**The problem:**
In the copy, include every entry exactly but none of the pictures.

-- Start of Data shown --

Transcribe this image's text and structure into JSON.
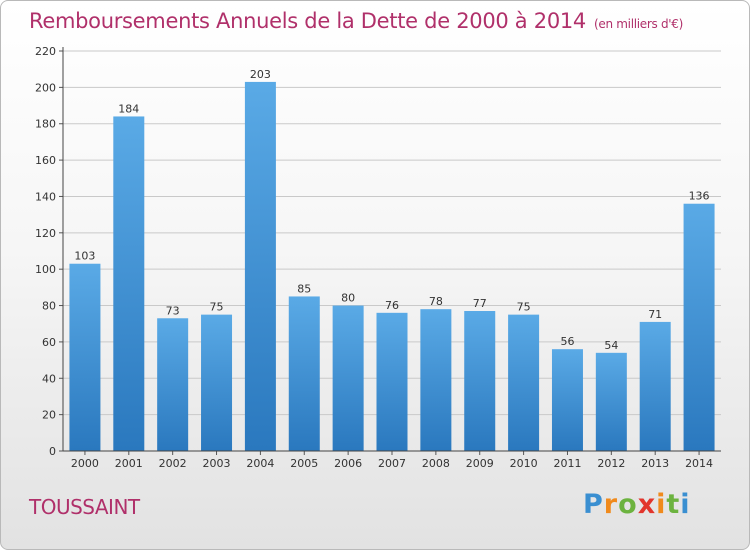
{
  "header": {
    "title": "Remboursements Annuels de la Dette de 2000 à 2014",
    "unit": "(en milliers d'€)"
  },
  "footer": {
    "commune": "TOUSSAINT",
    "logo_text": "Proxiti"
  },
  "colors": {
    "title": "#b0306a",
    "bar_top": "#5aaae6",
    "bar_bottom": "#2a78be",
    "grid": "#c9c9c9"
  },
  "chart_data": {
    "type": "bar",
    "title": "Remboursements Annuels de la Dette de 2000 à 2014",
    "xlabel": "",
    "ylabel": "",
    "categories": [
      "2000",
      "2001",
      "2002",
      "2003",
      "2004",
      "2005",
      "2006",
      "2007",
      "2008",
      "2009",
      "2010",
      "2011",
      "2012",
      "2013",
      "2014"
    ],
    "values": [
      103,
      184,
      73,
      75,
      203,
      85,
      80,
      76,
      78,
      77,
      75,
      56,
      54,
      71,
      136
    ],
    "ylim": [
      0,
      220
    ],
    "yticks": [
      0,
      20,
      40,
      60,
      80,
      100,
      120,
      140,
      160,
      180,
      200,
      220
    ],
    "grid": true,
    "data_labels": true
  }
}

-- End of Data shown --

**Task solution:**
Transcribe this image's text and structure into JSON.
{
  "header": {
    "title": "Remboursements Annuels de la Dette de 2000 à 2014",
    "unit": "(en milliers d'€)"
  },
  "footer": {
    "commune": "TOUSSAINT",
    "logo_text": "Proxiti"
  },
  "colors": {
    "title": "#b0306a",
    "bar_top": "#5aaae6",
    "bar_bottom": "#2a78be",
    "grid": "#c9c9c9"
  },
  "chart_data": {
    "type": "bar",
    "title": "Remboursements Annuels de la Dette de 2000 à 2014",
    "xlabel": "",
    "ylabel": "",
    "categories": [
      "2000",
      "2001",
      "2002",
      "2003",
      "2004",
      "2005",
      "2006",
      "2007",
      "2008",
      "2009",
      "2010",
      "2011",
      "2012",
      "2013",
      "2014"
    ],
    "values": [
      103,
      184,
      73,
      75,
      203,
      85,
      80,
      76,
      78,
      77,
      75,
      56,
      54,
      71,
      136
    ],
    "ylim": [
      0,
      220
    ],
    "yticks": [
      0,
      20,
      40,
      60,
      80,
      100,
      120,
      140,
      160,
      180,
      200,
      220
    ],
    "grid": true,
    "data_labels": true
  }
}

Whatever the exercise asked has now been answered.